==== Dataset extract

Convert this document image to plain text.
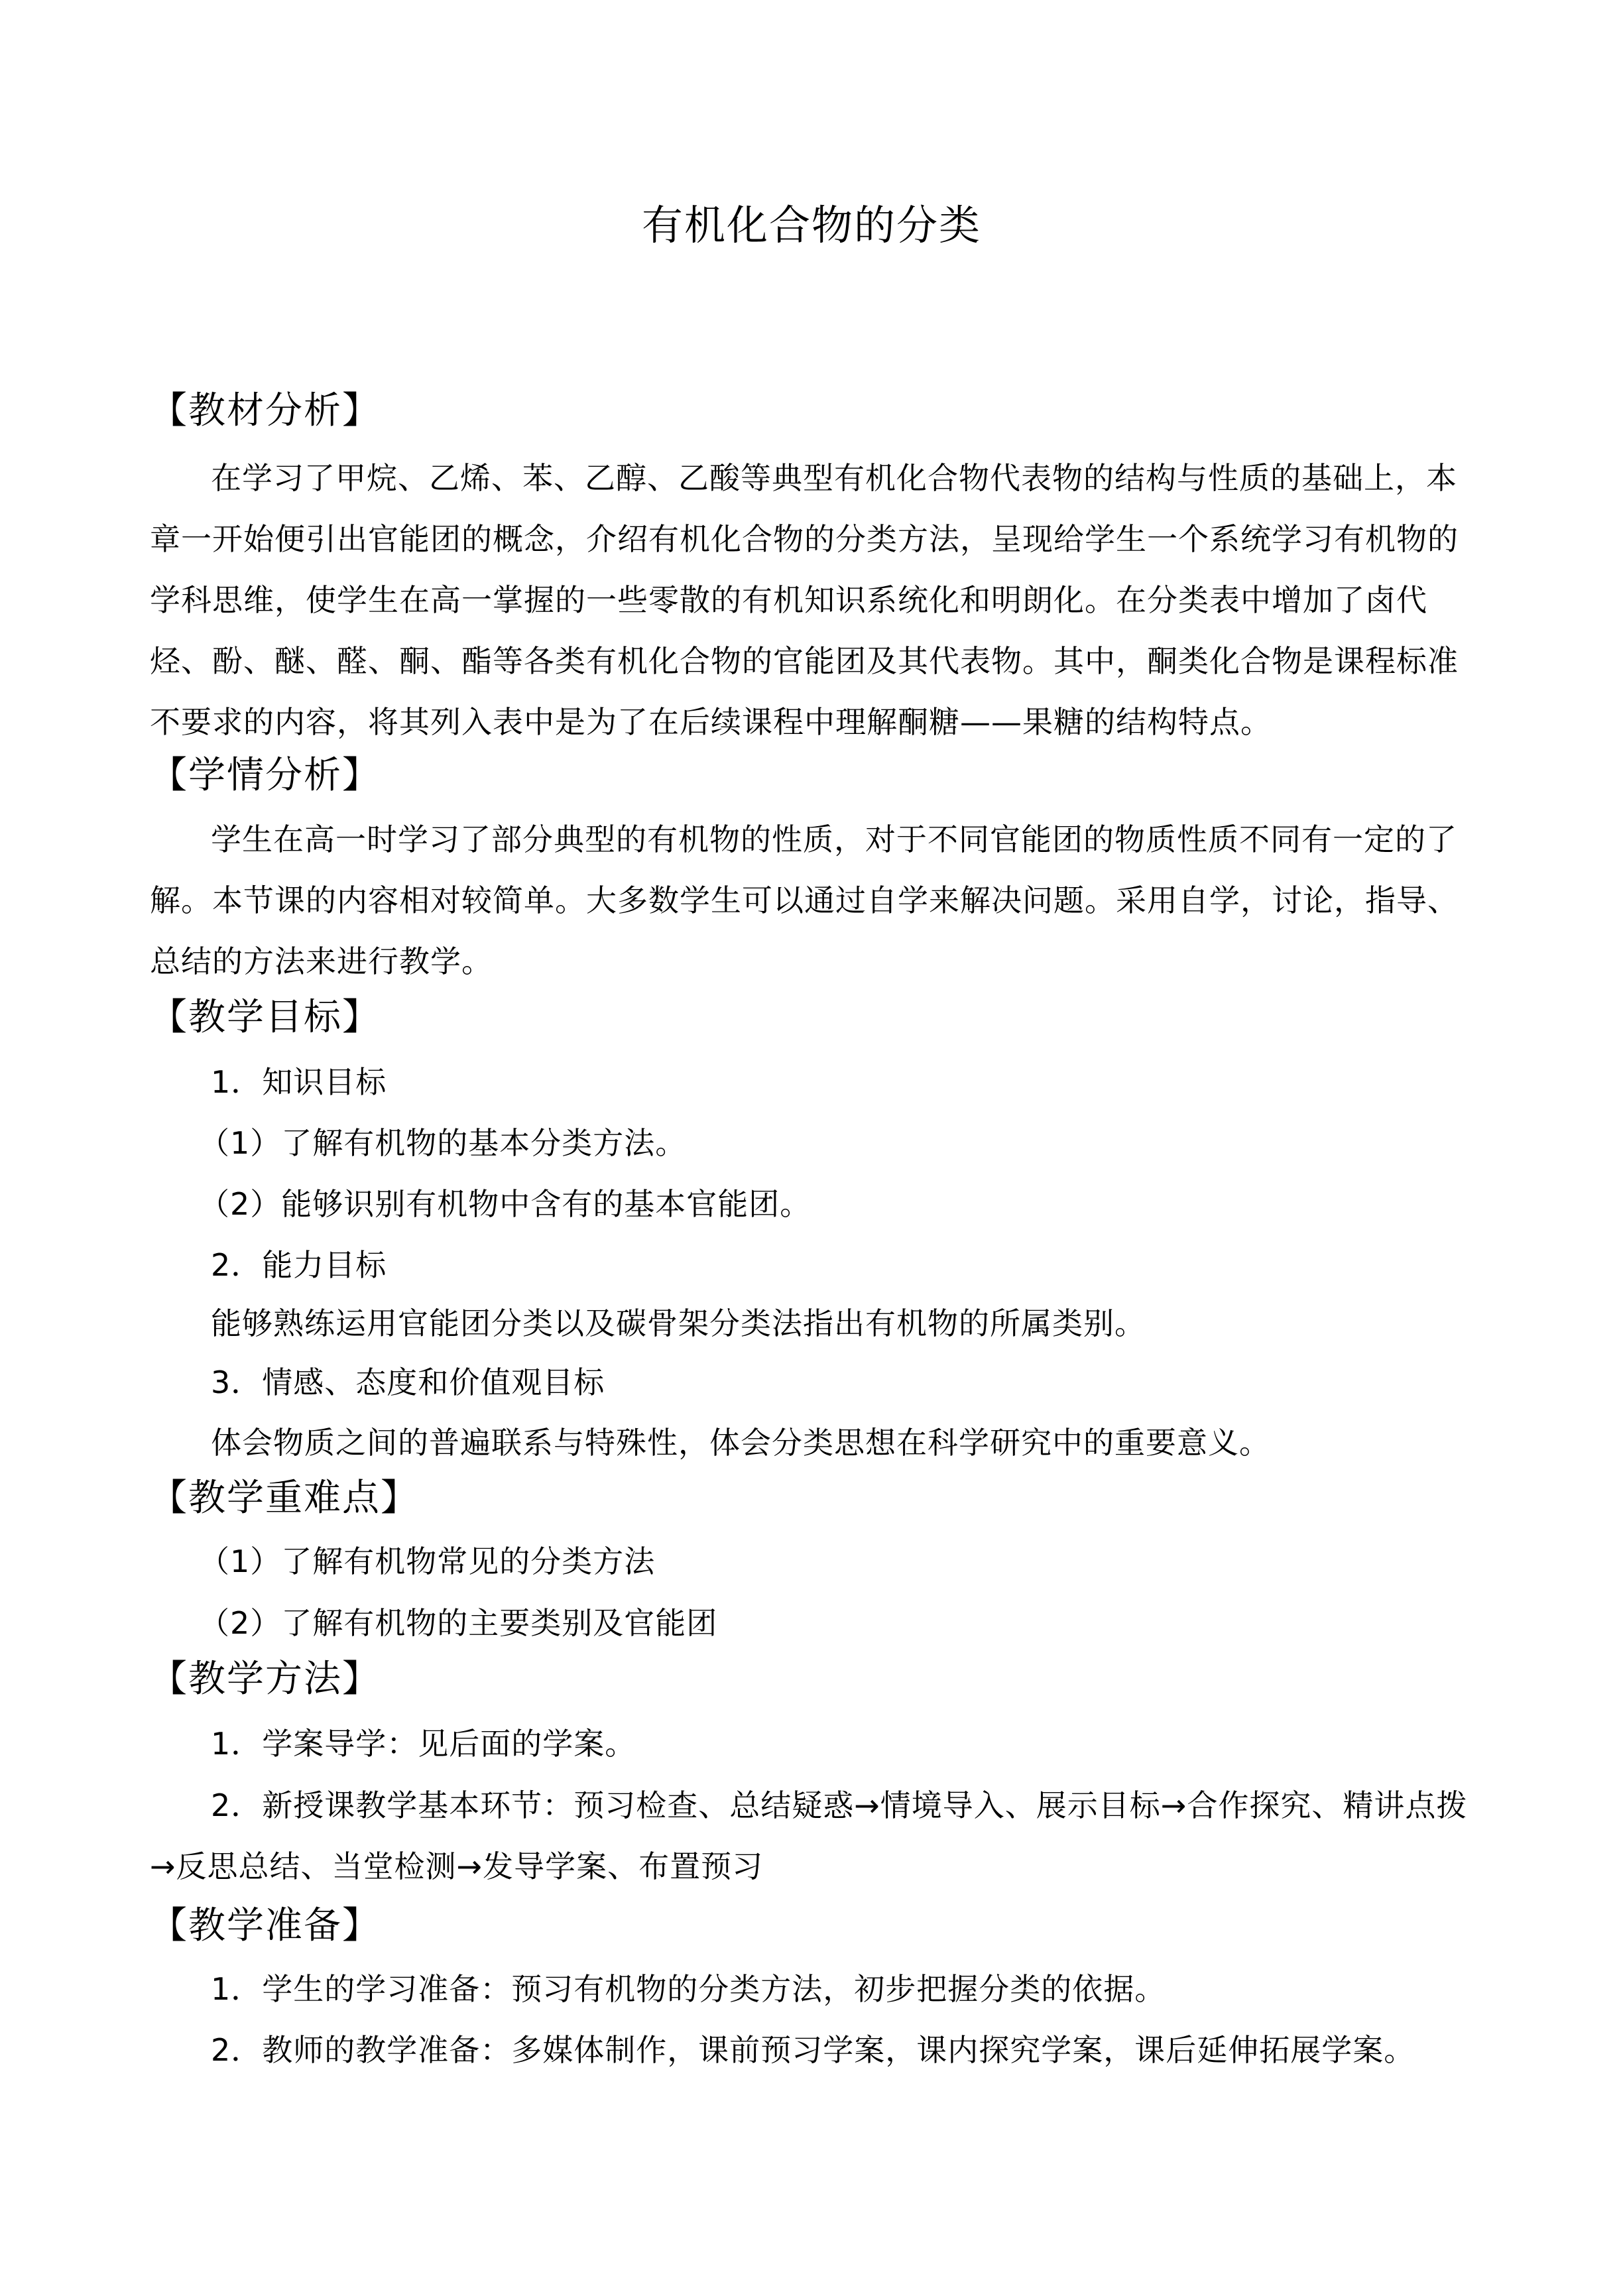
有机化合物的分类
【教材分析】

在学习了甲烷、乙烯、苯、乙醇、乙酸等典型有机化合物代表物的结构与性质的基础上，本章一开始便引出官能团的概念，介绍有机化合物的分类方法，呈现给学生一个系统学习有机物的学科思维，使学生在高一掌握的一些零散的有机知识系统化和明朗化。在分类表中增加了卤代烃、酚、醚、醛、酮、酯等各类有机化合物的官能团及其代表物。其中，酮类化合物是课程标准不要求的内容，将其列入表中是为了在后续课程中理解酮糖——果糖的结构特点。

【学情分析】

学生在高一时学习了部分典型的有机物的性质，对于不同官能团的物质性质不同有一定的了解。本节课的内容相对较简单。大多数学生可以通过自学来解决问题。采用自学，讨论，指导、总结的方法来进行教学。

【教学目标】
1．知识目标
（1）了解有机物的基本分类方法。
（2）能够识别有机物中含有的基本官能团。
2．能力目标
能够熟练运用官能团分类以及碳骨架分类法指出有机物的所属类别。
3．情感、态度和价值观目标
体会物质之间的普遍联系与特殊性，体会分类思想在科学研究中的重要意义。
【教学重难点】
（1）了解有机物常见的分类方法
（2）了解有机物的主要类别及官能团
【教学方法】
1．学案导学：见后面的学案。

2．新授课教学基本环节：预习检查、总结疑惑→情境导入、展示目标→合作探究、精讲点拨→反思总结、当堂检测→发导学案、布置预习

【教学准备】
1．学生的学习准备：预习有机物的分类方法，初步把握分类的依据。
2．教师的教学准备：多媒体制作，课前预习学案，课内探究学案，课后延伸拓展学案。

========

■ What is expected:
Transcribe every entry word for word, but omit the pictures.

■ Result of this task:
Convert this document image to plain text.
有机化合物的分类
【教材分析】

在学习了甲烷、乙烯、苯、乙醇、乙酸等典型有机化合物代表物的结构与性质的基础上，本章一开始便引出官能团的概念，介绍有机化合物的分类方法，呈现给学生一个系统学习有机物的学科思维，使学生在高一掌握的一些零散的有机知识系统化和明朗化。在分类表中增加了卤代烃、酚、醚、醛、酮、酯等各类有机化合物的官能团及其代表物。其中，酮类化合物是课程标准不要求的内容，将其列入表中是为了在后续课程中理解酮糖——果糖的结构特点。

【学情分析】

学生在高一时学习了部分典型的有机物的性质，对于不同官能团的物质性质不同有一定的了解。本节课的内容相对较简单。大多数学生可以通过自学来解决问题。采用自学，讨论，指导、总结的方法来进行教学。

【教学目标】
1．知识目标
（1）了解有机物的基本分类方法。
（2）能够识别有机物中含有的基本官能团。
2．能力目标
能够熟练运用官能团分类以及碳骨架分类法指出有机物的所属类别。
3．情感、态度和价值观目标
体会物质之间的普遍联系与特殊性，体会分类思想在科学研究中的重要意义。
【教学重难点】
（1）了解有机物常见的分类方法
（2）了解有机物的主要类别及官能团
【教学方法】
1．学案导学：见后面的学案。

2．新授课教学基本环节：预习检查、总结疑惑→情境导入、展示目标→合作探究、精讲点拨→反思总结、当堂检测→发导学案、布置预习

【教学准备】
1．学生的学习准备：预习有机物的分类方法，初步把握分类的依据。
2．教师的教学准备：多媒体制作，课前预习学案，课内探究学案，课后延伸拓展学案。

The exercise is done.